→ Available records
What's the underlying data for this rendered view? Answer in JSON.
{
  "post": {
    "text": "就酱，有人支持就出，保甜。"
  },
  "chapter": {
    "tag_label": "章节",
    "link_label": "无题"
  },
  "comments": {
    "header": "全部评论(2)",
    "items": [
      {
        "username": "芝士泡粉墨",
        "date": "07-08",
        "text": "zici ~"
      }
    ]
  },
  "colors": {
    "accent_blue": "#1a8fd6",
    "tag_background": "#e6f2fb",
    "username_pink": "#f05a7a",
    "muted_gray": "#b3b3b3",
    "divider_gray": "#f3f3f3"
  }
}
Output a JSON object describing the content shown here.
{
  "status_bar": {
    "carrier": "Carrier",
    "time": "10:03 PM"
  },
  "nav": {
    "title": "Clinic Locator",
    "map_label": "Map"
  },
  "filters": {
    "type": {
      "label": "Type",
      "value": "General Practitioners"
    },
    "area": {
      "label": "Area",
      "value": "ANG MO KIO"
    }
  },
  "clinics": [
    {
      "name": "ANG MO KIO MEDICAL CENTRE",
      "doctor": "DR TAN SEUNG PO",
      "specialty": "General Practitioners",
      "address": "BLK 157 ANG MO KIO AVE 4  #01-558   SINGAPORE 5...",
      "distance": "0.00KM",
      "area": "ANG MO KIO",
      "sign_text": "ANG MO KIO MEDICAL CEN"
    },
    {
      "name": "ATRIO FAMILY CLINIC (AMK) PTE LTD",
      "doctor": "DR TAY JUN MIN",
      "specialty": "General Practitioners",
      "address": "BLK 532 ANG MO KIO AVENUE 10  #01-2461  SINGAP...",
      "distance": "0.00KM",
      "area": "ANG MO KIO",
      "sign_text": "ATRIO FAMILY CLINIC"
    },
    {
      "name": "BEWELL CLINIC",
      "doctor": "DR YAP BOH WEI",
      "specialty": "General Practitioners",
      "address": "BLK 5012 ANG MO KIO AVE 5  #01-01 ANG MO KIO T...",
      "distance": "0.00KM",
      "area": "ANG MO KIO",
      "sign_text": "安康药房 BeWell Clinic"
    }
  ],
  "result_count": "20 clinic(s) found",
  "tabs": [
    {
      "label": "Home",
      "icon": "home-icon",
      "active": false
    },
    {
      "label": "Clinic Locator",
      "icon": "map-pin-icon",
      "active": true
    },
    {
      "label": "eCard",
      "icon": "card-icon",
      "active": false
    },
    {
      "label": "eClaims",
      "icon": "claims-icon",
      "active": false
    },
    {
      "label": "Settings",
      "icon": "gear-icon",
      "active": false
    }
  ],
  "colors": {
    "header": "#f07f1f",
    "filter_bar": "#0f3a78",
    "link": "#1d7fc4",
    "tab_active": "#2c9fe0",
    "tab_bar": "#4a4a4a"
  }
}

→ Short problem
Every record should be given again exactly.

→ Answer to the problem
What's the underlying data for this rendered view? Answer in JSON.
{
  "post": {
    "text": "就酱，有人支持就出，保甜。"
  },
  "chapter": {
    "tag_label": "章节",
    "link_label": "无题"
  },
  "comments": {
    "header": "全部评论(2)",
    "items": [
      {
        "username": "芝士泡粉墨",
        "date": "07-08",
        "text": "zici ~"
      }
    ]
  },
  "colors": {
    "accent_blue": "#1a8fd6",
    "tag_background": "#e6f2fb",
    "username_pink": "#f05a7a",
    "muted_gray": "#b3b3b3",
    "divider_gray": "#f3f3f3"
  }
}
Output a JSON object describing the content shown here.
{
  "status_bar": {
    "carrier": "Carrier",
    "time": "10:03 PM"
  },
  "nav": {
    "title": "Clinic Locator",
    "map_label": "Map"
  },
  "filters": {
    "type": {
      "label": "Type",
      "value": "General Practitioners"
    },
    "area": {
      "label": "Area",
      "value": "ANG MO KIO"
    }
  },
  "clinics": [
    {
      "name": "ANG MO KIO MEDICAL CENTRE",
      "doctor": "DR TAN SEUNG PO",
      "specialty": "General Practitioners",
      "address": "BLK 157 ANG MO KIO AVE 4  #01-558   SINGAPORE 5...",
      "distance": "0.00KM",
      "area": "ANG MO KIO",
      "sign_text": "ANG MO KIO MEDICAL CEN"
    },
    {
      "name": "ATRIO FAMILY CLINIC (AMK) PTE LTD",
      "doctor": "DR TAY JUN MIN",
      "specialty": "General Practitioners",
      "address": "BLK 532 ANG MO KIO AVENUE 10  #01-2461  SINGAP...",
      "distance": "0.00KM",
      "area": "ANG MO KIO",
      "sign_text": "ATRIO FAMILY CLINIC"
    },
    {
      "name": "BEWELL CLINIC",
      "doctor": "DR YAP BOH WEI",
      "specialty": "General Practitioners",
      "address": "BLK 5012 ANG MO KIO AVE 5  #01-01 ANG MO KIO T...",
      "distance": "0.00KM",
      "area": "ANG MO KIO",
      "sign_text": "安康药房 BeWell Clinic"
    }
  ],
  "result_count": "20 clinic(s) found",
  "tabs": [
    {
      "label": "Home",
      "icon": "home-icon",
      "active": false
    },
    {
      "label": "Clinic Locator",
      "icon": "map-pin-icon",
      "active": true
    },
    {
      "label": "eCard",
      "icon": "card-icon",
      "active": false
    },
    {
      "label": "eClaims",
      "icon": "claims-icon",
      "active": false
    },
    {
      "label": "Settings",
      "icon": "gear-icon",
      "active": false
    }
  ],
  "colors": {
    "header": "#f07f1f",
    "filter_bar": "#0f3a78",
    "link": "#1d7fc4",
    "tab_active": "#2c9fe0",
    "tab_bar": "#4a4a4a"
  }
}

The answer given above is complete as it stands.